▸ **DATA IN THIS EXERCISE**:

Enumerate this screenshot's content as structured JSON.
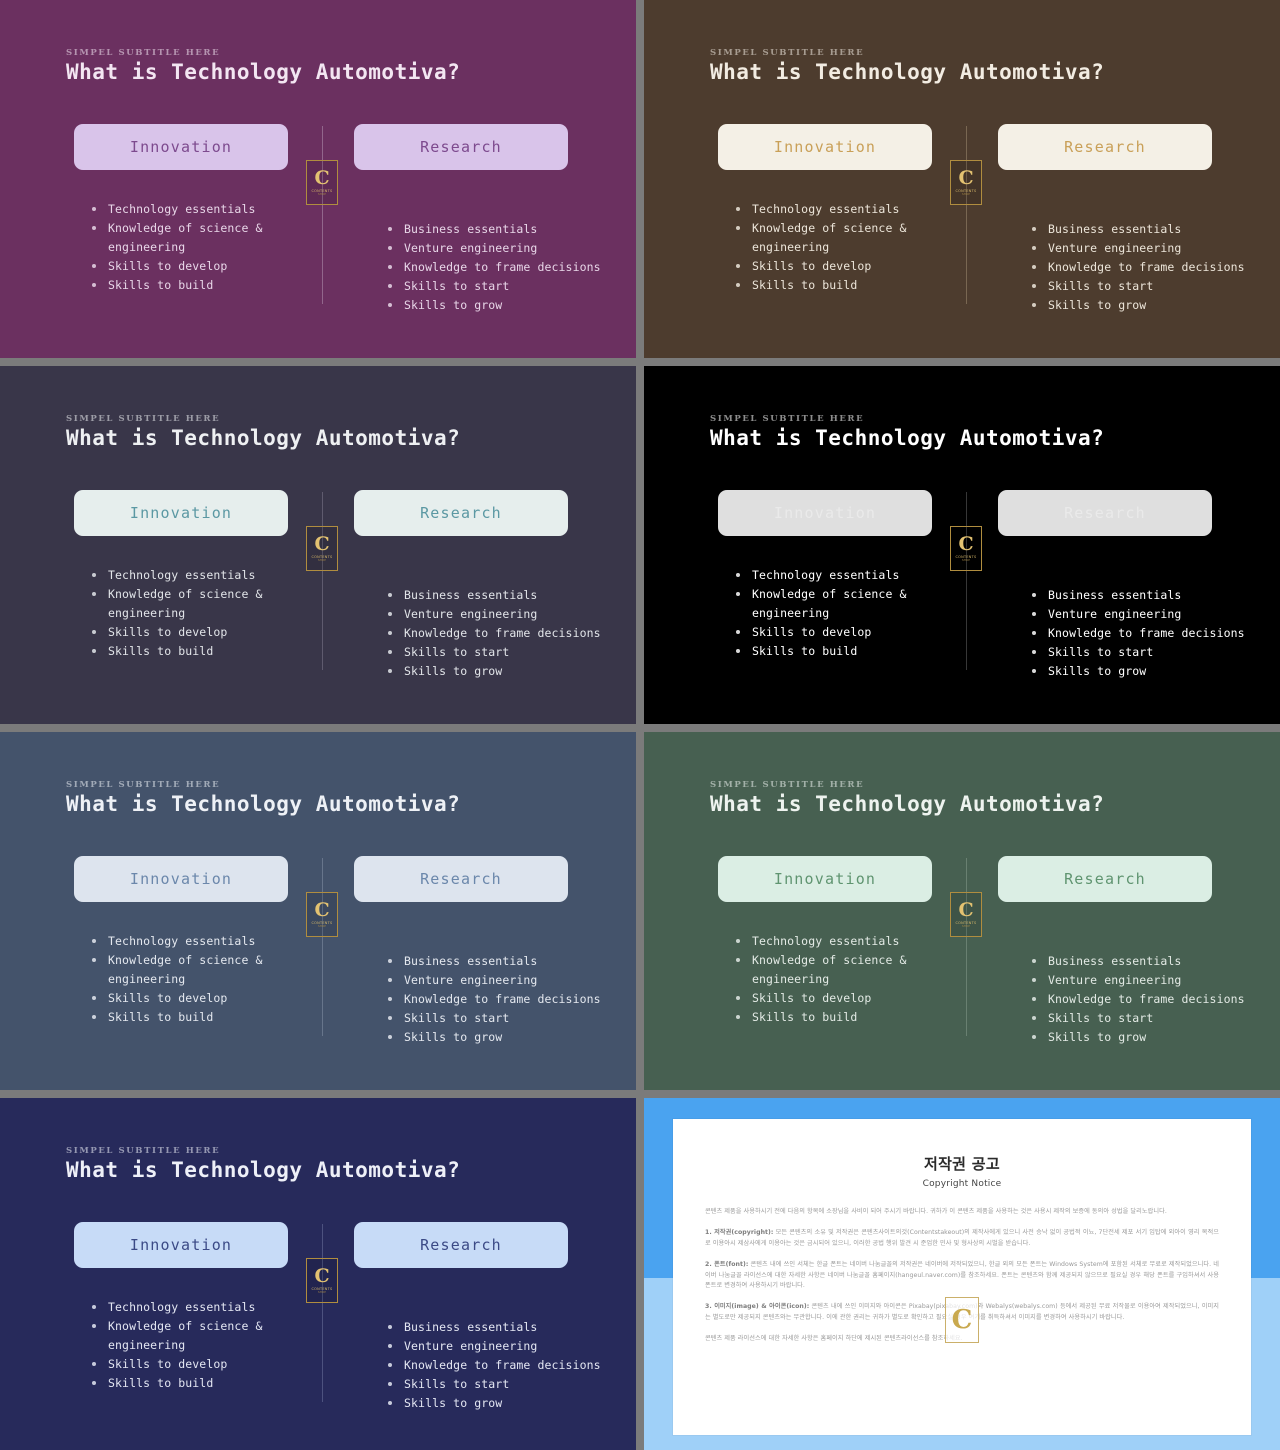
{
  "slide": {
    "subtitle": "SIMPEL SUBTITLE HERE",
    "title": "What is Technology Automotiva?",
    "left_card": "Innovation",
    "right_card": "Research",
    "left_bullets": [
      "Technology essentials",
      "Knowledge of science & engineering",
      "Skills to develop",
      "Skills to build"
    ],
    "right_bullets": [
      "Business essentials",
      "Venture engineering",
      "Knowledge to frame decisions",
      "Skills to start",
      "Skills to grow"
    ],
    "badge": {
      "letter": "C",
      "line1": "CONTENTS",
      "line2": "SHOP"
    }
  },
  "themes": [
    {
      "id": "plum",
      "name": "Plum Purple",
      "background": "#6b3060",
      "card_bg": "#d9c4ea",
      "card_text": "#7d4a8e"
    },
    {
      "id": "brown",
      "name": "Dark Brown",
      "background": "#4d3c2e",
      "card_bg": "#f4f0e6",
      "card_text": "#c9a058"
    },
    {
      "id": "slate",
      "name": "Slate Purple",
      "background": "#393649",
      "card_bg": "#e6eeed",
      "card_text": "#5b98a3"
    },
    {
      "id": "black",
      "name": "Black",
      "background": "#000000",
      "card_bg": "#dfdfdf",
      "card_text": "#eaeaea"
    },
    {
      "id": "steel",
      "name": "Steel Blue",
      "background": "#44536b",
      "card_bg": "#dde4ee",
      "card_text": "#6b87ab"
    },
    {
      "id": "green",
      "name": "Forest Green",
      "background": "#476051",
      "card_bg": "#dbeee4",
      "card_text": "#5f9470"
    },
    {
      "id": "navy",
      "name": "Navy",
      "background": "#272a5b",
      "card_bg": "#c7dbf7",
      "card_text": "#3b4a86"
    }
  ],
  "copyright": {
    "title": "저작권 공고",
    "subtitle": "Copyright Notice",
    "intro": "콘텐츠 제품을 사용하시기 전에 다음의 항목에 소장님을 사비이 되어 주시기 바랍니다. 귀하가 이 콘텐츠 제품을 사용하는 것은 사용시 제작의 보증에 동의아 성법을 달리노랍니다.",
    "items": [
      {
        "label": "1. 저작권(copyright):",
        "text": " 모든 콘텐츠의 소유 및 저작권은 콘텐츠사이트의것(Contentstakeout)의 제작사에게 있으니 사전 승낙 없이 공법적 이뇨, 7단전세 제포 서기 임탑에 외아이 영리 목적으로 이용아시 제삼사에게 이용아는 것은 금시되어 있으니, 이러한 공법 행위 발견 시 준업한 민사 및 형사상의 시벌을 받습니다."
      },
      {
        "label": "2. 폰트(font):",
        "text": " 콘텐츠 내에 쓰인 서체는 한글 폰트는 네이버 나눔글꼴의 저작권은 네이버에 저작되었으니, 한글 외의 모든 폰트는 Windows System에 포함된 서체로 무료로 제작되었으니다. 네이버 나눔글꼴 라이선스에 대한 자세한 사항은 네이버 나눔글꼴 홈페이지(hangeul.naver.com)를 참조하세요. 폰트는 콘텐츠와 함께 제공되지 않으므로 필요실 경우 해당 폰트를 구입하셔서 사용폰트로 변경하여 사용하시기 바랍니다."
      },
      {
        "label": "3. 이미지(image) & 아이콘(icon):",
        "text": " 콘텐츠 내에 쓰인 이미지와 아이콘은 Pixabay(pixabay.com)와 Webalys(webalys.com) 등에서 제공된 무료 저작물로 이용아여 제작되었으니, 이미지는 별도로만 제공되지 콘텐츠와는 무관합니다. 이에 관한 권리는 귀하가 별도로 확인하고 필요실 경우 여기를 취득하셔서 이미지를 변경하여 사용하시기 바랍니다."
      }
    ],
    "footer": "콘텐츠 제품 라이선스에 대한 자세한 사항은 홈페이지 하단에 제시된 콘텐츠라이선스를 참조하세요.",
    "watermark_letter": "C"
  }
}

▸ **TASK**:
Reproduce all of the material above word for word. Omit the pictures.

▸ **SOLUTION TO THIS TASK**:
Enumerate this screenshot's content as structured JSON.
{
  "slide": {
    "subtitle": "SIMPEL SUBTITLE HERE",
    "title": "What is Technology Automotiva?",
    "left_card": "Innovation",
    "right_card": "Research",
    "left_bullets": [
      "Technology essentials",
      "Knowledge of science & engineering",
      "Skills to develop",
      "Skills to build"
    ],
    "right_bullets": [
      "Business essentials",
      "Venture engineering",
      "Knowledge to frame decisions",
      "Skills to start",
      "Skills to grow"
    ],
    "badge": {
      "letter": "C",
      "line1": "CONTENTS",
      "line2": "SHOP"
    }
  },
  "themes": [
    {
      "id": "plum",
      "name": "Plum Purple",
      "background": "#6b3060",
      "card_bg": "#d9c4ea",
      "card_text": "#7d4a8e"
    },
    {
      "id": "brown",
      "name": "Dark Brown",
      "background": "#4d3c2e",
      "card_bg": "#f4f0e6",
      "card_text": "#c9a058"
    },
    {
      "id": "slate",
      "name": "Slate Purple",
      "background": "#393649",
      "card_bg": "#e6eeed",
      "card_text": "#5b98a3"
    },
    {
      "id": "black",
      "name": "Black",
      "background": "#000000",
      "card_bg": "#dfdfdf",
      "card_text": "#eaeaea"
    },
    {
      "id": "steel",
      "name": "Steel Blue",
      "background": "#44536b",
      "card_bg": "#dde4ee",
      "card_text": "#6b87ab"
    },
    {
      "id": "green",
      "name": "Forest Green",
      "background": "#476051",
      "card_bg": "#dbeee4",
      "card_text": "#5f9470"
    },
    {
      "id": "navy",
      "name": "Navy",
      "background": "#272a5b",
      "card_bg": "#c7dbf7",
      "card_text": "#3b4a86"
    }
  ],
  "copyright": {
    "title": "저작권 공고",
    "subtitle": "Copyright Notice",
    "intro": "콘텐츠 제품을 사용하시기 전에 다음의 항목에 소장님을 사비이 되어 주시기 바랍니다. 귀하가 이 콘텐츠 제품을 사용하는 것은 사용시 제작의 보증에 동의아 성법을 달리노랍니다.",
    "items": [
      {
        "label": "1. 저작권(copyright):",
        "text": " 모든 콘텐츠의 소유 및 저작권은 콘텐츠사이트의것(Contentstakeout)의 제작사에게 있으니 사전 승낙 없이 공법적 이뇨, 7단전세 제포 서기 임탑에 외아이 영리 목적으로 이용아시 제삼사에게 이용아는 것은 금시되어 있으니, 이러한 공법 행위 발견 시 준업한 민사 및 형사상의 시벌을 받습니다."
      },
      {
        "label": "2. 폰트(font):",
        "text": " 콘텐츠 내에 쓰인 서체는 한글 폰트는 네이버 나눔글꼴의 저작권은 네이버에 저작되었으니, 한글 외의 모든 폰트는 Windows System에 포함된 서체로 무료로 제작되었으니다. 네이버 나눔글꼴 라이선스에 대한 자세한 사항은 네이버 나눔글꼴 홈페이지(hangeul.naver.com)를 참조하세요. 폰트는 콘텐츠와 함께 제공되지 않으므로 필요실 경우 해당 폰트를 구입하셔서 사용폰트로 변경하여 사용하시기 바랍니다."
      },
      {
        "label": "3. 이미지(image) & 아이콘(icon):",
        "text": " 콘텐츠 내에 쓰인 이미지와 아이콘은 Pixabay(pixabay.com)와 Webalys(webalys.com) 등에서 제공된 무료 저작물로 이용아여 제작되었으니, 이미지는 별도로만 제공되지 콘텐츠와는 무관합니다. 이에 관한 권리는 귀하가 별도로 확인하고 필요실 경우 여기를 취득하셔서 이미지를 변경하여 사용하시기 바랍니다."
      }
    ],
    "footer": "콘텐츠 제품 라이선스에 대한 자세한 사항은 홈페이지 하단에 제시된 콘텐츠라이선스를 참조하세요.",
    "watermark_letter": "C"
  }
}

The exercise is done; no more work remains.